Set every record down verbatim and omit the pictures.

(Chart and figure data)
((
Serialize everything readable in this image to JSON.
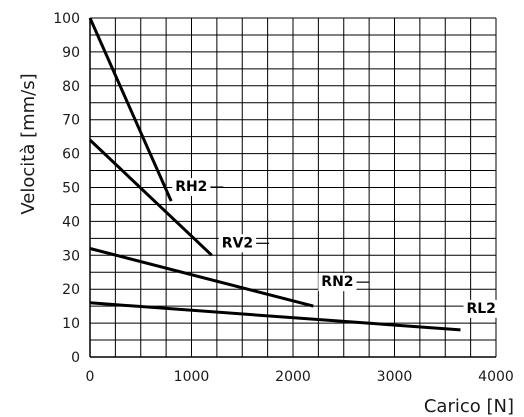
{
  "chart_data": {
    "type": "line",
    "title": "",
    "xlabel": "Carico [N]",
    "ylabel": "Velocità [mm/s]",
    "xlim": [
      0,
      4000
    ],
    "ylim": [
      0,
      100
    ],
    "x_ticks": [
      "0",
      "1000",
      "2000",
      "3000",
      "4000"
    ],
    "y_ticks": [
      "0",
      "10",
      "20",
      "30",
      "40",
      "50",
      "60",
      "70",
      "80",
      "90",
      "100"
    ],
    "grid": true,
    "series": [
      {
        "name": "RH2",
        "points": [
          [
            0,
            100
          ],
          [
            800,
            46
          ]
        ]
      },
      {
        "name": "RV2",
        "points": [
          [
            0,
            64
          ],
          [
            1200,
            30
          ]
        ]
      },
      {
        "name": "RN2",
        "points": [
          [
            0,
            32
          ],
          [
            2200,
            15
          ]
        ]
      },
      {
        "name": "RL2",
        "points": [
          [
            0,
            16
          ],
          [
            2500,
            10.5
          ],
          [
            3650,
            8
          ]
        ]
      }
    ],
    "colors": {
      "grid": "#000000",
      "series": "#000000",
      "text": "#1a1a1a"
    }
  }
}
))
### [Output for this exercise]
Serialize everything readable in this image to JSON.
{
  "chart_data": {
    "type": "line",
    "title": "",
    "xlabel": "Carico [N]",
    "ylabel": "Velocità [mm/s]",
    "xlim": [
      0,
      4000
    ],
    "ylim": [
      0,
      100
    ],
    "x_ticks": [
      "0",
      "1000",
      "2000",
      "3000",
      "4000"
    ],
    "y_ticks": [
      "0",
      "10",
      "20",
      "30",
      "40",
      "50",
      "60",
      "70",
      "80",
      "90",
      "100"
    ],
    "grid": true,
    "series": [
      {
        "name": "RH2",
        "points": [
          [
            0,
            100
          ],
          [
            800,
            46
          ]
        ]
      },
      {
        "name": "RV2",
        "points": [
          [
            0,
            64
          ],
          [
            1200,
            30
          ]
        ]
      },
      {
        "name": "RN2",
        "points": [
          [
            0,
            32
          ],
          [
            2200,
            15
          ]
        ]
      },
      {
        "name": "RL2",
        "points": [
          [
            0,
            16
          ],
          [
            2500,
            10.5
          ],
          [
            3650,
            8
          ]
        ]
      }
    ],
    "colors": {
      "grid": "#000000",
      "series": "#000000",
      "text": "#1a1a1a"
    }
  }
}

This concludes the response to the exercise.